→ **Stored dataset items**:
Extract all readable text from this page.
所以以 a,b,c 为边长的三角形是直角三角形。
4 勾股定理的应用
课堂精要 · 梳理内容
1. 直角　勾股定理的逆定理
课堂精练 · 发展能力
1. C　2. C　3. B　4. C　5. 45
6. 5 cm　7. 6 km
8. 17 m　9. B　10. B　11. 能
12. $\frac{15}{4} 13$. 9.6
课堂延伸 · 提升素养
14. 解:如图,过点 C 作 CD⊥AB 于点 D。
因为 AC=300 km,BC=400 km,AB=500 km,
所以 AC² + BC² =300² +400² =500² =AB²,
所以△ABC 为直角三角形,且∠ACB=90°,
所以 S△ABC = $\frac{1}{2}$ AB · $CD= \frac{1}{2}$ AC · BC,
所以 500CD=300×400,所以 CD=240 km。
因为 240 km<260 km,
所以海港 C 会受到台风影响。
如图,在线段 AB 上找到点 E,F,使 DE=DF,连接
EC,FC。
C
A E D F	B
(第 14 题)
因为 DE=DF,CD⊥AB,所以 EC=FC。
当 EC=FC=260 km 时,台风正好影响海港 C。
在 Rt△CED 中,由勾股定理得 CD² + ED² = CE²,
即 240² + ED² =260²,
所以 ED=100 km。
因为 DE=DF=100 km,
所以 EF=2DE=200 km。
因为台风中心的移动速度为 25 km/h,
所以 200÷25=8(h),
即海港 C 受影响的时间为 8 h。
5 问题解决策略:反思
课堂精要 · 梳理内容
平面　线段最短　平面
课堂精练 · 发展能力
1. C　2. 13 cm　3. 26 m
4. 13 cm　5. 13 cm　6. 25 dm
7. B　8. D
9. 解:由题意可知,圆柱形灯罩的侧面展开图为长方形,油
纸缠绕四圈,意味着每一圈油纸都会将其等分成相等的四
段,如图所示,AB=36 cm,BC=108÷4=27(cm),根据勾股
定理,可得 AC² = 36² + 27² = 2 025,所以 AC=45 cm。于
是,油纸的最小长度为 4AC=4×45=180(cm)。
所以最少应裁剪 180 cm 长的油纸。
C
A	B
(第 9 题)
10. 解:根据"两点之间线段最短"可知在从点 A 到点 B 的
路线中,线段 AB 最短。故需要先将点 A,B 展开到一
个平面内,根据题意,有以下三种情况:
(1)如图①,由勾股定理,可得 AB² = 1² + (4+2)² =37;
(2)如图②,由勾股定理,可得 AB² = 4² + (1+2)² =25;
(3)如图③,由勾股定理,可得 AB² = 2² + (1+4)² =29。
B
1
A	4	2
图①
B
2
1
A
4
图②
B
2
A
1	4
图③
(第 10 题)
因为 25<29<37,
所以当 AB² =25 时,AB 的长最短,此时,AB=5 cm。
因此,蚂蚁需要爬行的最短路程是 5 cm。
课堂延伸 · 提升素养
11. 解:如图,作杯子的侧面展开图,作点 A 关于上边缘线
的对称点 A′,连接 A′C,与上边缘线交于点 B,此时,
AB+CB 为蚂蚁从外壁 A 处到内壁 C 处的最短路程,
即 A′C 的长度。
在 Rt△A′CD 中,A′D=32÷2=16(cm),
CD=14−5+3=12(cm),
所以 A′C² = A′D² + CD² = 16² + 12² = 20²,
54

→ **Problem to work on**: Above are the records. Copy every line in them holding "frac".

→ **Expected answer**:
12. $\frac{15}{4} 13$. 9.6
所以 S△ABC = $\frac{1}{2}$ AB · $CD= \frac{1}{2}$ AC · BC,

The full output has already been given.